Exercise description. Quote every line as written. Omit pictures.

The data.

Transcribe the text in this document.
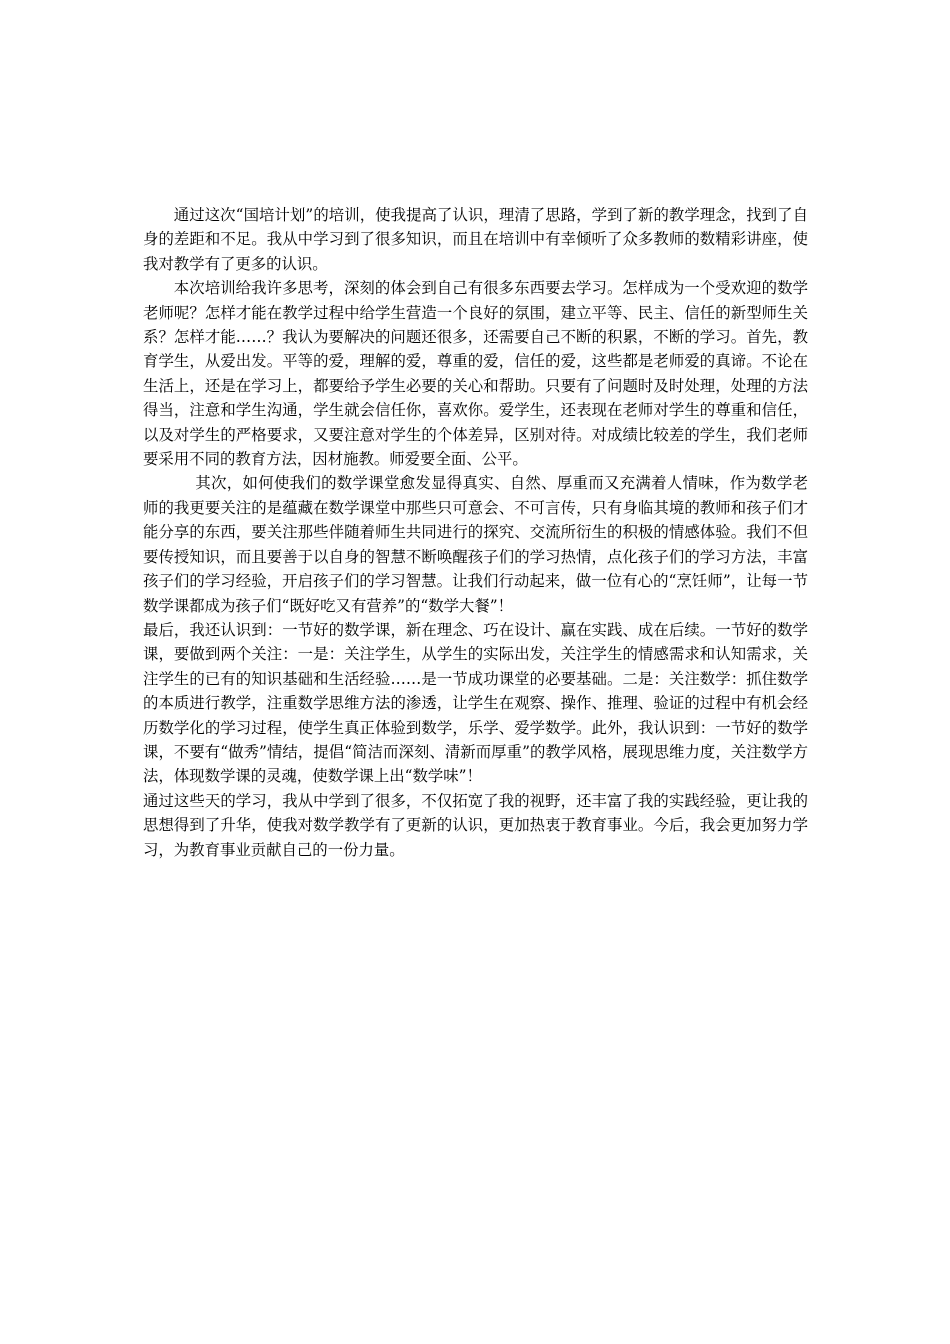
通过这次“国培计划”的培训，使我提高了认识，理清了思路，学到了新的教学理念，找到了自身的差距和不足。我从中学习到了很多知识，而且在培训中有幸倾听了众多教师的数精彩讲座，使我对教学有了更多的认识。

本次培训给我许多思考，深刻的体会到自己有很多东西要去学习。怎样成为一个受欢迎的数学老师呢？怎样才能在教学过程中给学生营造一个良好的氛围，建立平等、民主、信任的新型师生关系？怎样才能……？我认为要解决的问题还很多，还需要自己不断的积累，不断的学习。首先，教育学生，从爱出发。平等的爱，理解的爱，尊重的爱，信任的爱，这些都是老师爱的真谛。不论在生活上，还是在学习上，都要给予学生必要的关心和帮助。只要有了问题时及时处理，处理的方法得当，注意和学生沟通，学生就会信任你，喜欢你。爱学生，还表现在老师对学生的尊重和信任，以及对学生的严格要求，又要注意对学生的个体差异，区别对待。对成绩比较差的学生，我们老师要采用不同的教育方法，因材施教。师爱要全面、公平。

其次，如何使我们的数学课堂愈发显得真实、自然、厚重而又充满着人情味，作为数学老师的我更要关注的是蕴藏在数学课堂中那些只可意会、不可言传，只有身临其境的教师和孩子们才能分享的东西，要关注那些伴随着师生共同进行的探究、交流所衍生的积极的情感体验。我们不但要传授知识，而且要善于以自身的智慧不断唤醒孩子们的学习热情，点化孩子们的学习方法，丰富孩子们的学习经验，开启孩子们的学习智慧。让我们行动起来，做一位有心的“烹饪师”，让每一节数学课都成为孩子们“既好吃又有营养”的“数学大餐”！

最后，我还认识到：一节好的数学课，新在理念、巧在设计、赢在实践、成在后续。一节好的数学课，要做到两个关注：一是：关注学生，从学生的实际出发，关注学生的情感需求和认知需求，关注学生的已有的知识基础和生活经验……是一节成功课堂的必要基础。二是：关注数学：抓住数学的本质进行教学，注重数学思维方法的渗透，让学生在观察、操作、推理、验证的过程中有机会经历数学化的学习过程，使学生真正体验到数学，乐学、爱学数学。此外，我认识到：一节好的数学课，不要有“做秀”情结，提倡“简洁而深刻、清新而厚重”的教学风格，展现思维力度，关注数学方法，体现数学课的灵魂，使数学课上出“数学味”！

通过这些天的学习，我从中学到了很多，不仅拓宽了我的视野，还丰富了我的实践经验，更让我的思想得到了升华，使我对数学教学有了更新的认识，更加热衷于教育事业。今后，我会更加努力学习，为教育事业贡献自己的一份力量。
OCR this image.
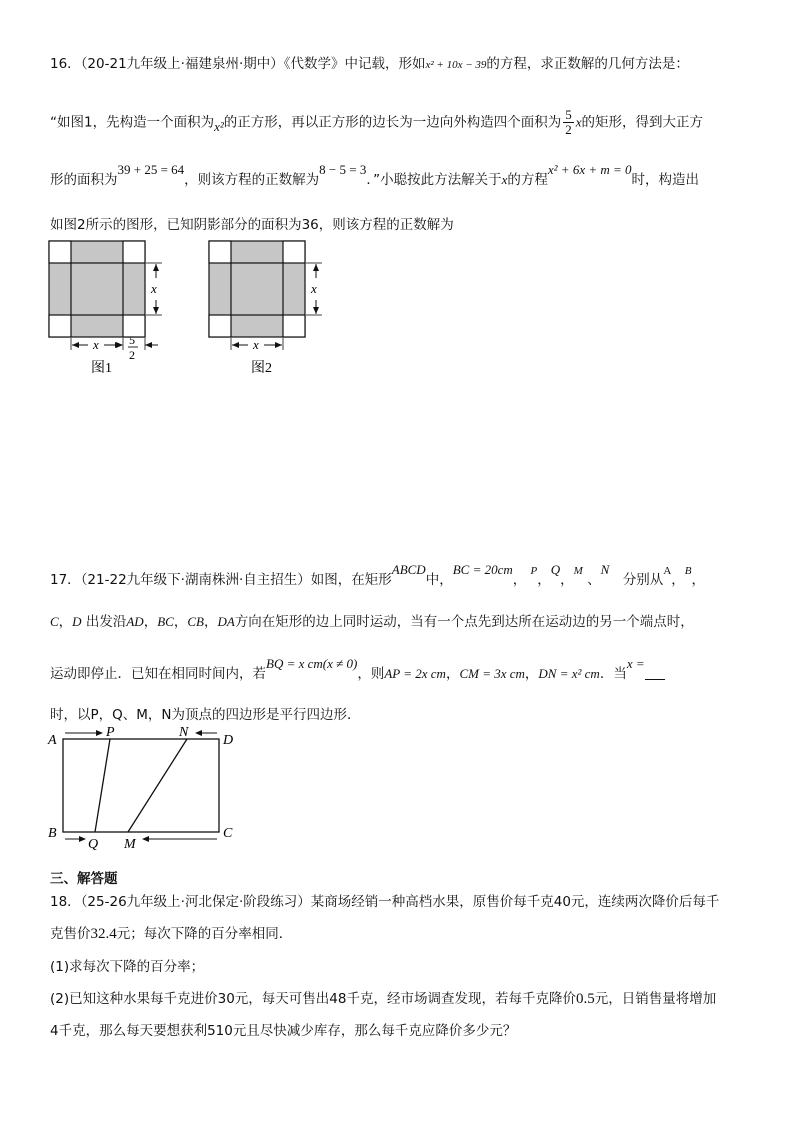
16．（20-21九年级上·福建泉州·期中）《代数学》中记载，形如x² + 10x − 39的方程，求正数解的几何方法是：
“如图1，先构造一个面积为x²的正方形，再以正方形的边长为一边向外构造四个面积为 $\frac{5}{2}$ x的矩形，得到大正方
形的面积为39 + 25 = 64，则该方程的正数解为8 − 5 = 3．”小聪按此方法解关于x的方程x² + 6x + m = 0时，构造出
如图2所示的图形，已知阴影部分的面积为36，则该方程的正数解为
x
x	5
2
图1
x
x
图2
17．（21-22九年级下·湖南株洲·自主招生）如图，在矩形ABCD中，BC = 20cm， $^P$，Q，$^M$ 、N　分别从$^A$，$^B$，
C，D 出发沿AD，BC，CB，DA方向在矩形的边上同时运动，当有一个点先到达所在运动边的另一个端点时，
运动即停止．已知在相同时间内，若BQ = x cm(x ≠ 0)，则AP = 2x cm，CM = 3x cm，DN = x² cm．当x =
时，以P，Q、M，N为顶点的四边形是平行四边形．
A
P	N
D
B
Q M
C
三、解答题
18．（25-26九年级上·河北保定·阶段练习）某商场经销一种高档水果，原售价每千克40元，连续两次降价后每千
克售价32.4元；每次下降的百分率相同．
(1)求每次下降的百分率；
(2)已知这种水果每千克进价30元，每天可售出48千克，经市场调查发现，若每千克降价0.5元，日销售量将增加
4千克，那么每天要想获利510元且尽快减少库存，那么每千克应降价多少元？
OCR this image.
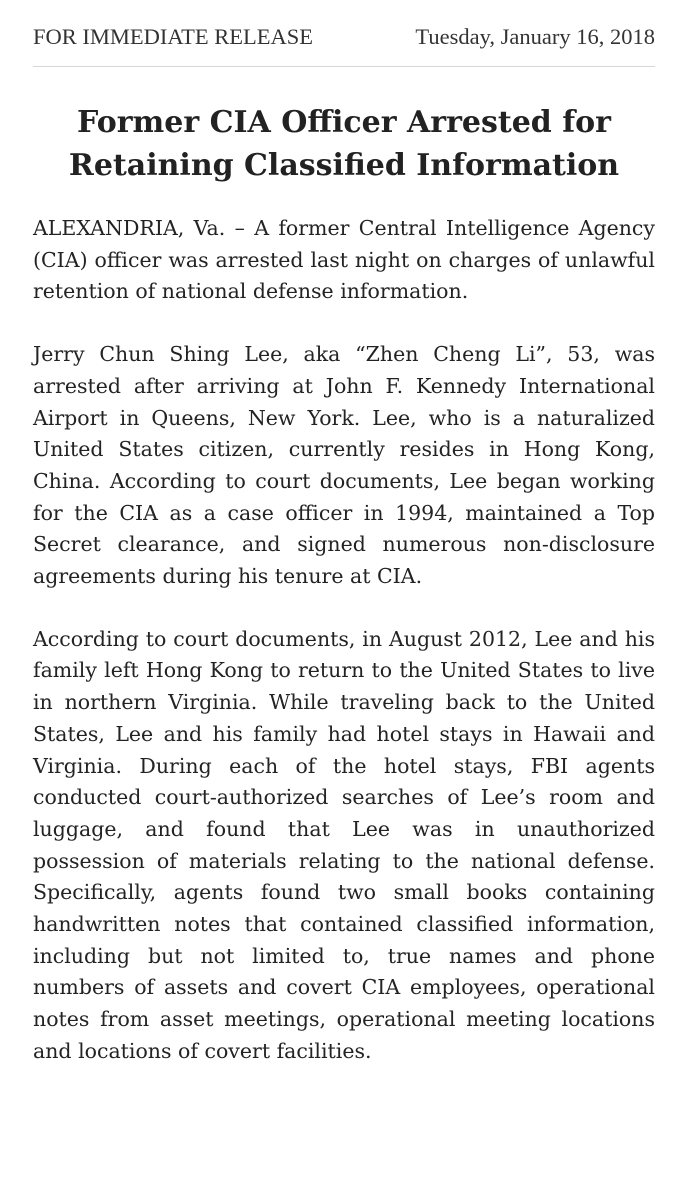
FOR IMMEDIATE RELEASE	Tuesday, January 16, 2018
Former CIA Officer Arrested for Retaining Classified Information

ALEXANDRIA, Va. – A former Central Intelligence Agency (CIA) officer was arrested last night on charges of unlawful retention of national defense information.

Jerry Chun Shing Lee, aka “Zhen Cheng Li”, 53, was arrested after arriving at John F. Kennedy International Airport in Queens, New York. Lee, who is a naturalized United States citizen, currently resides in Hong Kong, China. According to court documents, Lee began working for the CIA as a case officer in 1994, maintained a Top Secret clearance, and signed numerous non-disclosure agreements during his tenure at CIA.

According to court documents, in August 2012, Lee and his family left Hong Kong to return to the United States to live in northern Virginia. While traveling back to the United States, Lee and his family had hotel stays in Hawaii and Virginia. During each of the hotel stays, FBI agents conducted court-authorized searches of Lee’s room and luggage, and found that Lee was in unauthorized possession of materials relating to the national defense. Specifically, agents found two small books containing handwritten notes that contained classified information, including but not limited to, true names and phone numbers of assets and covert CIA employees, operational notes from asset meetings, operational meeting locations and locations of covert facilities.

Finished answer.
Transcribe the text in this document.
通过这次“国培计划”的培训，使我提高了认识，理清了思路，学到了新的教学理念，找到了自身的差距和不足。我从中学习到了很多知识，而且在培训中有幸倾听了众多教师的数精彩讲座，使我对教学有了更多的认识。

本次培训给我许多思考，深刻的体会到自己有很多东西要去学习。怎样成为一个受欢迎的数学老师呢？怎样才能在教学过程中给学生营造一个良好的氛围，建立平等、民主、信任的新型师生关系？怎样才能……？我认为要解决的问题还很多，还需要自己不断的积累，不断的学习。首先，教育学生，从爱出发。平等的爱，理解的爱，尊重的爱，信任的爱，这些都是老师爱的真谛。不论在生活上，还是在学习上，都要给予学生必要的关心和帮助。只要有了问题时及时处理，处理的方法得当，注意和学生沟通，学生就会信任你，喜欢你。爱学生，还表现在老师对学生的尊重和信任，以及对学生的严格要求，又要注意对学生的个体差异，区别对待。对成绩比较差的学生，我们老师要采用不同的教育方法，因材施教。师爱要全面、公平。

其次，如何使我们的数学课堂愈发显得真实、自然、厚重而又充满着人情味，作为数学老师的我更要关注的是蕴藏在数学课堂中那些只可意会、不可言传，只有身临其境的教师和孩子们才能分享的东西，要关注那些伴随着师生共同进行的探究、交流所衍生的积极的情感体验。我们不但要传授知识，而且要善于以自身的智慧不断唤醒孩子们的学习热情，点化孩子们的学习方法，丰富孩子们的学习经验，开启孩子们的学习智慧。让我们行动起来，做一位有心的“烹饪师”，让每一节数学课都成为孩子们“既好吃又有营养”的“数学大餐”！

最后，我还认识到：一节好的数学课，新在理念、巧在设计、赢在实践、成在后续。一节好的数学课，要做到两个关注：一是：关注学生，从学生的实际出发，关注学生的情感需求和认知需求，关注学生的已有的知识基础和生活经验……是一节成功课堂的必要基础。二是：关注数学：抓住数学的本质进行教学，注重数学思维方法的渗透，让学生在观察、操作、推理、验证的过程中有机会经历数学化的学习过程，使学生真正体验到数学，乐学、爱学数学。此外，我认识到：一节好的数学课，不要有“做秀”情结，提倡“简洁而深刻、清新而厚重”的教学风格，展现思维力度，关注数学方法，体现数学课的灵魂，使数学课上出“数学味”！

通过这些天的学习，我从中学到了很多，不仅拓宽了我的视野，还丰富了我的实践经验，更让我的思想得到了升华，使我对数学教学有了更新的认识，更加热衷于教育事业。今后，我会更加努力学习，为教育事业贡献自己的一份力量。
OCR this image.
16．（20-21九年级上·福建泉州·期中）《代数学》中记载，形如x² + 10x − 39的方程，求正数解的几何方法是：
“如图1，先构造一个面积为x²的正方形，再以正方形的边长为一边向外构造四个面积为 $\frac{5}{2}$ x的矩形，得到大正方
形的面积为39 + 25 = 64，则该方程的正数解为8 − 5 = 3．”小聪按此方法解关于x的方程x² + 6x + m = 0时，构造出
如图2所示的图形，已知阴影部分的面积为36，则该方程的正数解为
x
x	5
2
图1
x
x
图2
17．（21-22九年级下·湖南株洲·自主招生）如图，在矩形ABCD中，BC = 20cm， $^P$，Q，$^M$ 、N　分别从$^A$，$^B$，
C，D 出发沿AD，BC，CB，DA方向在矩形的边上同时运动，当有一个点先到达所在运动边的另一个端点时，
运动即停止．已知在相同时间内，若BQ = x cm(x ≠ 0)，则AP = 2x cm，CM = 3x cm，DN = x² cm．当x =
时，以P，Q、M，N为顶点的四边形是平行四边形．
A
P	N
D
B
Q M
C
三、解答题
18．（25-26九年级上·河北保定·阶段练习）某商场经销一种高档水果，原售价每千克40元，连续两次降价后每千
克售价32.4元；每次下降的百分率相同．
(1)求每次下降的百分率；
(2)已知这种水果每千克进价30元，每天可售出48千克，经市场调查发现，若每千克降价0.5元，日销售量将增加
4千克，那么每天要想获利510元且尽快减少库存，那么每千克应降价多少元？
OCR this image.
FOR IMMEDIATE RELEASE	Tuesday, January 16, 2018
Former CIA Officer Arrested for Retaining Classified Information

ALEXANDRIA, Va. – A former Central Intelligence Agency (CIA) officer was arrested last night on charges of unlawful retention of national defense information.

Jerry Chun Shing Lee, aka “Zhen Cheng Li”, 53, was arrested after arriving at John F. Kennedy International Airport in Queens, New York. Lee, who is a naturalized United States citizen, currently resides in Hong Kong, China. According to court documents, Lee began working for the CIA as a case officer in 1994, maintained a Top Secret clearance, and signed numerous non-disclosure agreements during his tenure at CIA.

According to court documents, in August 2012, Lee and his family left Hong Kong to return to the United States to live in northern Virginia. While traveling back to the United States, Lee and his family had hotel stays in Hawaii and Virginia. During each of the hotel stays, FBI agents conducted court-authorized searches of Lee’s room and luggage, and found that Lee was in unauthorized possession of materials relating to the national defense. Specifically, agents found two small books containing handwritten notes that contained classified information, including but not limited to, true names and phone numbers of assets and covert CIA employees, operational notes from asset meetings, operational meeting locations and locations of covert facilities.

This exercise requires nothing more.